--- EXCERPTED PASSAGE Enclosed Below ---

Your promising music team

Sugar Cane’s Got The Blues — I Don’t!!!

The two CDs I ordered from the German label, Promising Music, on April 20th, arrived this afternoon. Talk about speedy delivery. I was expecting 4 to 6 weeks. I was pleasantly surprised to say the least.

To start, everything they say about their reissues is correct: the CD packaging does resemble the gatefold albums of the era, right down to the grooves in the CD, and the vinyl record sleeve itself. Even the liner notes have been recreated and translated from the original German into English for us uni-lingual folks. In the final analysis, though, it’s not what they look like that matters, but how they sound.

--- End of Enclosed EXCERPTED PASSAGE ---
--- INFORMATION SUPPLIED Enclosed Below ---

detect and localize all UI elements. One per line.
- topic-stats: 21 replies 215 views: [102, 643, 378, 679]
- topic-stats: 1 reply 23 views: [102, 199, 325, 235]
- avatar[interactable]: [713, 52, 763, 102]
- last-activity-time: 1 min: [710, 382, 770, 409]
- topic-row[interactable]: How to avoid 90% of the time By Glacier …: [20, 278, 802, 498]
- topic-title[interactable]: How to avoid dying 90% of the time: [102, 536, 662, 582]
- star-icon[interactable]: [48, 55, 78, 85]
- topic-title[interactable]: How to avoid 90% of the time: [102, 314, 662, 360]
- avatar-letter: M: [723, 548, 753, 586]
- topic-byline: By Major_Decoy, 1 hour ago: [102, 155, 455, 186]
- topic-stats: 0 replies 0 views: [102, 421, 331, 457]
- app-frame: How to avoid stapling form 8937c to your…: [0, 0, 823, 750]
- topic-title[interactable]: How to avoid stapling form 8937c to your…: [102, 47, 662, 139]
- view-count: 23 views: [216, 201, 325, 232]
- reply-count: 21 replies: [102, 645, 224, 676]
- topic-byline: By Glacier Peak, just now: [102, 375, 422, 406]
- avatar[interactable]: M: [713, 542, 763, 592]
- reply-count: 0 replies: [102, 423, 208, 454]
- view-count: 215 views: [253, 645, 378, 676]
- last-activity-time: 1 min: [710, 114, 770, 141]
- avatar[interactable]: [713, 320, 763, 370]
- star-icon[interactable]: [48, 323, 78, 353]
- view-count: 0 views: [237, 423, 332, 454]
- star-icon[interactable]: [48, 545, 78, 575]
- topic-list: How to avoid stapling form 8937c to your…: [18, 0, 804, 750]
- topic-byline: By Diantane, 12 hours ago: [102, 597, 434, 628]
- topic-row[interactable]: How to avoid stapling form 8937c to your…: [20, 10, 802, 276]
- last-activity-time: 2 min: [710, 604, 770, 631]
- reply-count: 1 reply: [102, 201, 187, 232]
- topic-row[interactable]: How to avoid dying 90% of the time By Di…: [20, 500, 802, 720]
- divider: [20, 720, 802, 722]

--- End of Enclosed INFORMATION SUPPLIED ---

# EXERCISES
1) Summarize the passage about the Promising Music reissues in two sentences.
2) Return the part of the passage about the Promising Music reissues starting at "Your promising music" and ending at "how they sound.".

# SOLVED PROBLEMS
1) Two CDs ordered from the German label Promising Music on April 20th arrived far sooner than the expected 4 to 6 weeks. Their packaging recreates the gatefold albums of the era, down to the grooves in the CD and the vinyl record sleeve, and the liner notes are translated from German into English, though what matters in the end is how they sound.

2)
Your promising music team

Sugar Cane’s Got The Blues — I Don’t!!!

The two CDs I ordered from the German label, Promising Music, on April 20th, arrived this afternoon. Talk about speedy delivery. I was expecting 4 to 6 weeks. I was pleasantly surprised to say the least.

To start, everything they say about their reissues is correct: the CD packaging does resemble the gatefold albums of the era, right down to the grooves in the CD, and the vinyl record sleeve itself. Even the liner notes have been recreated and translated from the original German into English for us uni-lingual folks. In the final analysis, though, it’s not what they look like that matters, but how they sound.